● **Problem requirements**
Copy the data below exactly.

● **Stored data**
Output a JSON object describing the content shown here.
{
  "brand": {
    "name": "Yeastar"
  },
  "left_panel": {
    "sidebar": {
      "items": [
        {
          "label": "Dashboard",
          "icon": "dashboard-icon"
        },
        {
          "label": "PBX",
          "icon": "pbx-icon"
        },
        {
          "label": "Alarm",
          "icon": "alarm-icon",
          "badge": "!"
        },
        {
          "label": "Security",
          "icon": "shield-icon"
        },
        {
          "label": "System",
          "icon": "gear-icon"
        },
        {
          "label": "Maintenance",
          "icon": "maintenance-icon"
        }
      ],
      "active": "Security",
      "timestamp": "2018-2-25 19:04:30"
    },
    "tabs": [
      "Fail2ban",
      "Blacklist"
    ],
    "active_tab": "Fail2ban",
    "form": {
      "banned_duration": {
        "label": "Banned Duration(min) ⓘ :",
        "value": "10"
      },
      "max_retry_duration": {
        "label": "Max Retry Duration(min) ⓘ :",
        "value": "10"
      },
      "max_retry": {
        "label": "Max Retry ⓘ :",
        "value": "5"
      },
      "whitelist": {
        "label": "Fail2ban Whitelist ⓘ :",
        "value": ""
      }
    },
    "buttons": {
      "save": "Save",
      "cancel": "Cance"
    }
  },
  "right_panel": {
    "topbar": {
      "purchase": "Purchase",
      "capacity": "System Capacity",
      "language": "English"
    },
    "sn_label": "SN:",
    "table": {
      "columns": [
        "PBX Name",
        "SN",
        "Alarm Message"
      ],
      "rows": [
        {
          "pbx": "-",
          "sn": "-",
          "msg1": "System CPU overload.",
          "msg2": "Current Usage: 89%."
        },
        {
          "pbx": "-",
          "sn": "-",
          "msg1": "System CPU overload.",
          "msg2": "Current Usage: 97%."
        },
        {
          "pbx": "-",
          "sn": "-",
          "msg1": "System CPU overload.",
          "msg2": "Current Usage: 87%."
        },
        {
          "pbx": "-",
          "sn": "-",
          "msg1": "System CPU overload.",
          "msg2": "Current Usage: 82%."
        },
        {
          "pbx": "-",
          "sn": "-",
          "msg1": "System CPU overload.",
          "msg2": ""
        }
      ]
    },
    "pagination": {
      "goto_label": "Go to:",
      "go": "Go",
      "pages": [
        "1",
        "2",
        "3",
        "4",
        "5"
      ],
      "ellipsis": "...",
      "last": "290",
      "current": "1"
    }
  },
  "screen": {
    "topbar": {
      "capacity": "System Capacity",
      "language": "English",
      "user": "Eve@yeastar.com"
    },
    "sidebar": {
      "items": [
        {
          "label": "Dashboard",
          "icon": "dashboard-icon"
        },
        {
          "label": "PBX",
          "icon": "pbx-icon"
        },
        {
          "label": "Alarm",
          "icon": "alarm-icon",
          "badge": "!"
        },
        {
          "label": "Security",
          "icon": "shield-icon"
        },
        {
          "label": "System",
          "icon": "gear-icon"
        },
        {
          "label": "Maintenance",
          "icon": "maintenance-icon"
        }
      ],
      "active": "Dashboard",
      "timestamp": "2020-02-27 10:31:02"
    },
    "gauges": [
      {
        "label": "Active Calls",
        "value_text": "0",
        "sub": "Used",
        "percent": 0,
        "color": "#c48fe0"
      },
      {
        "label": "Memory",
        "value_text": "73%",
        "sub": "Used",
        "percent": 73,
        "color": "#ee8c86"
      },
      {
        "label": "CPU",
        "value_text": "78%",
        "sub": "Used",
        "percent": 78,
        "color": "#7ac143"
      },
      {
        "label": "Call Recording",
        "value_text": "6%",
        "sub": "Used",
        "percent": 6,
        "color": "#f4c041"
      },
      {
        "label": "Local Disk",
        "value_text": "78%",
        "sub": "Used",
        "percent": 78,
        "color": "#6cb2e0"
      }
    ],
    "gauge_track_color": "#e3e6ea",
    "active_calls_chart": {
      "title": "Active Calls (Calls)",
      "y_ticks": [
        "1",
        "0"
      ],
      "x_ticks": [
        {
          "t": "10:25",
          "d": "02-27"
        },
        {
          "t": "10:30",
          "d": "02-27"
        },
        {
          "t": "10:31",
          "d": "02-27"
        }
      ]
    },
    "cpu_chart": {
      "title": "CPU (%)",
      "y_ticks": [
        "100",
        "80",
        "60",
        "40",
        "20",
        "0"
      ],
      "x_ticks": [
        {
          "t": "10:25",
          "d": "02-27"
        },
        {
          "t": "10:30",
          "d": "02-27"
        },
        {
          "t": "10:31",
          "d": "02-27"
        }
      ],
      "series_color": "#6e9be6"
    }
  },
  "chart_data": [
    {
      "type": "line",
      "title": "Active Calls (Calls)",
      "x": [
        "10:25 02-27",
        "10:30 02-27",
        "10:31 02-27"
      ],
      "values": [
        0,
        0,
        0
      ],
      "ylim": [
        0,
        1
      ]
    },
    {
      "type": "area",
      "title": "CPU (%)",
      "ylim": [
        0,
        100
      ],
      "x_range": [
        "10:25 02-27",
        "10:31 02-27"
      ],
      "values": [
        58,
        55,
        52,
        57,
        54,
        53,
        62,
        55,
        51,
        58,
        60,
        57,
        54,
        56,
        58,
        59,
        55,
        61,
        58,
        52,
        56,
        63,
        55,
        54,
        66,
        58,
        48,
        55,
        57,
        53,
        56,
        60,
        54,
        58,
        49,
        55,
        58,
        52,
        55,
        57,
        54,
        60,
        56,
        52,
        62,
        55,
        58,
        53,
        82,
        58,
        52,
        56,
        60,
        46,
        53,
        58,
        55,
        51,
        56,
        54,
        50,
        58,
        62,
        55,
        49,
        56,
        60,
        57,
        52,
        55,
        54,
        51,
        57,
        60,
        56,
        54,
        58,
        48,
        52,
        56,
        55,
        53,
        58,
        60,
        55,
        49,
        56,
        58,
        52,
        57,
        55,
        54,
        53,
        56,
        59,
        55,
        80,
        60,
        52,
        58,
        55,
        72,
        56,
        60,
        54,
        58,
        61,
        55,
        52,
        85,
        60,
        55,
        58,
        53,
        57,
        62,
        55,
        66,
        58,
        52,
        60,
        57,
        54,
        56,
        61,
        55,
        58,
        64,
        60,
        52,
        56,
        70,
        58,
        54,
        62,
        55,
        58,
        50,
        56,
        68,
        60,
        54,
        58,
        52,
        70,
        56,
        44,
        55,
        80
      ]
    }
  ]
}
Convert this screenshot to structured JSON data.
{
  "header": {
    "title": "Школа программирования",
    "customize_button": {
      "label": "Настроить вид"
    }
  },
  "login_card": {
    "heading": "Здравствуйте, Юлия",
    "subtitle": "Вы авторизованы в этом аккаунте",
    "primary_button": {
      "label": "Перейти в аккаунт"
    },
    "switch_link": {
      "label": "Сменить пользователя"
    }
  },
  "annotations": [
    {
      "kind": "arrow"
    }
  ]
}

● **Task result**
Output a JSON object describing the content shown here.
{
  "brand": {
    "name": "Yeastar"
  },
  "left_panel": {
    "sidebar": {
      "items": [
        {
          "label": "Dashboard",
          "icon": "dashboard-icon"
        },
        {
          "label": "PBX",
          "icon": "pbx-icon"
        },
        {
          "label": "Alarm",
          "icon": "alarm-icon",
          "badge": "!"
        },
        {
          "label": "Security",
          "icon": "shield-icon"
        },
        {
          "label": "System",
          "icon": "gear-icon"
        },
        {
          "label": "Maintenance",
          "icon": "maintenance-icon"
        }
      ],
      "active": "Security",
      "timestamp": "2018-2-25 19:04:30"
    },
    "tabs": [
      "Fail2ban",
      "Blacklist"
    ],
    "active_tab": "Fail2ban",
    "form": {
      "banned_duration": {
        "label": "Banned Duration(min) ⓘ :",
        "value": "10"
      },
      "max_retry_duration": {
        "label": "Max Retry Duration(min) ⓘ :",
        "value": "10"
      },
      "max_retry": {
        "label": "Max Retry ⓘ :",
        "value": "5"
      },
      "whitelist": {
        "label": "Fail2ban Whitelist ⓘ :",
        "value": ""
      }
    },
    "buttons": {
      "save": "Save",
      "cancel": "Cance"
    }
  },
  "right_panel": {
    "topbar": {
      "purchase": "Purchase",
      "capacity": "System Capacity",
      "language": "English"
    },
    "sn_label": "SN:",
    "table": {
      "columns": [
        "PBX Name",
        "SN",
        "Alarm Message"
      ],
      "rows": [
        {
          "pbx": "-",
          "sn": "-",
          "msg1": "System CPU overload.",
          "msg2": "Current Usage: 89%."
        },
        {
          "pbx": "-",
          "sn": "-",
          "msg1": "System CPU overload.",
          "msg2": "Current Usage: 97%."
        },
        {
          "pbx": "-",
          "sn": "-",
          "msg1": "System CPU overload.",
          "msg2": "Current Usage: 87%."
        },
        {
          "pbx": "-",
          "sn": "-",
          "msg1": "System CPU overload.",
          "msg2": "Current Usage: 82%."
        },
        {
          "pbx": "-",
          "sn": "-",
          "msg1": "System CPU overload.",
          "msg2": ""
        }
      ]
    },
    "pagination": {
      "goto_label": "Go to:",
      "go": "Go",
      "pages": [
        "1",
        "2",
        "3",
        "4",
        "5"
      ],
      "ellipsis": "...",
      "last": "290",
      "current": "1"
    }
  },
  "screen": {
    "topbar": {
      "capacity": "System Capacity",
      "language": "English",
      "user": "Eve@yeastar.com"
    },
    "sidebar": {
      "items": [
        {
          "label": "Dashboard",
          "icon": "dashboard-icon"
        },
        {
          "label": "PBX",
          "icon": "pbx-icon"
        },
        {
          "label": "Alarm",
          "icon": "alarm-icon",
          "badge": "!"
        },
        {
          "label": "Security",
          "icon": "shield-icon"
        },
        {
          "label": "System",
          "icon": "gear-icon"
        },
        {
          "label": "Maintenance",
          "icon": "maintenance-icon"
        }
      ],
      "active": "Dashboard",
      "timestamp": "2020-02-27 10:31:02"
    },
    "gauges": [
      {
        "label": "Active Calls",
        "value_text": "0",
        "sub": "Used",
        "percent": 0,
        "color": "#c48fe0"
      },
      {
        "label": "Memory",
        "value_text": "73%",
        "sub": "Used",
        "percent": 73,
        "color": "#ee8c86"
      },
      {
        "label": "CPU",
        "value_text": "78%",
        "sub": "Used",
        "percent": 78,
        "color": "#7ac143"
      },
      {
        "label": "Call Recording",
        "value_text": "6%",
        "sub": "Used",
        "percent": 6,
        "color": "#f4c041"
      },
      {
        "label": "Local Disk",
        "value_text": "78%",
        "sub": "Used",
        "percent": 78,
        "color": "#6cb2e0"
      }
    ],
    "gauge_track_color": "#e3e6ea",
    "active_calls_chart": {
      "title": "Active Calls (Calls)",
      "y_ticks": [
        "1",
        "0"
      ],
      "x_ticks": [
        {
          "t": "10:25",
          "d": "02-27"
        },
        {
          "t": "10:30",
          "d": "02-27"
        },
        {
          "t": "10:31",
          "d": "02-27"
        }
      ]
    },
    "cpu_chart": {
      "title": "CPU (%)",
      "y_ticks": [
        "100",
        "80",
        "60",
        "40",
        "20",
        "0"
      ],
      "x_ticks": [
        {
          "t": "10:25",
          "d": "02-27"
        },
        {
          "t": "10:30",
          "d": "02-27"
        },
        {
          "t": "10:31",
          "d": "02-27"
        }
      ],
      "series_color": "#6e9be6"
    }
  },
  "chart_data": [
    {
      "type": "line",
      "title": "Active Calls (Calls)",
      "x": [
        "10:25 02-27",
        "10:30 02-27",
        "10:31 02-27"
      ],
      "values": [
        0,
        0,
        0
      ],
      "ylim": [
        0,
        1
      ]
    },
    {
      "type": "area",
      "title": "CPU (%)",
      "ylim": [
        0,
        100
      ],
      "x_range": [
        "10:25 02-27",
        "10:31 02-27"
      ],
      "values": [
        58,
        55,
        52,
        57,
        54,
        53,
        62,
        55,
        51,
        58,
        60,
        57,
        54,
        56,
        58,
        59,
        55,
        61,
        58,
        52,
        56,
        63,
        55,
        54,
        66,
        58,
        48,
        55,
        57,
        53,
        56,
        60,
        54,
        58,
        49,
        55,
        58,
        52,
        55,
        57,
        54,
        60,
        56,
        52,
        62,
        55,
        58,
        53,
        82,
        58,
        52,
        56,
        60,
        46,
        53,
        58,
        55,
        51,
        56,
        54,
        50,
        58,
        62,
        55,
        49,
        56,
        60,
        57,
        52,
        55,
        54,
        51,
        57,
        60,
        56,
        54,
        58,
        48,
        52,
        56,
        55,
        53,
        58,
        60,
        55,
        49,
        56,
        58,
        52,
        57,
        55,
        54,
        53,
        56,
        59,
        55,
        80,
        60,
        52,
        58,
        55,
        72,
        56,
        60,
        54,
        58,
        61,
        55,
        52,
        85,
        60,
        55,
        58,
        53,
        57,
        62,
        55,
        66,
        58,
        52,
        60,
        57,
        54,
        56,
        61,
        55,
        58,
        64,
        60,
        52,
        56,
        70,
        58,
        54,
        62,
        55,
        58,
        50,
        56,
        68,
        60,
        54,
        58,
        52,
        70,
        56,
        44,
        55,
        80
      ]
    }
  ]
}
Convert this screenshot to structured JSON data.
{
  "header": {
    "title": "Школа программирования",
    "customize_button": {
      "label": "Настроить вид"
    }
  },
  "login_card": {
    "heading": "Здравствуйте, Юлия",
    "subtitle": "Вы авторизованы в этом аккаунте",
    "primary_button": {
      "label": "Перейти в аккаунт"
    },
    "switch_link": {
      "label": "Сменить пользователя"
    }
  },
  "annotations": [
    {
      "kind": "arrow"
    }
  ]
}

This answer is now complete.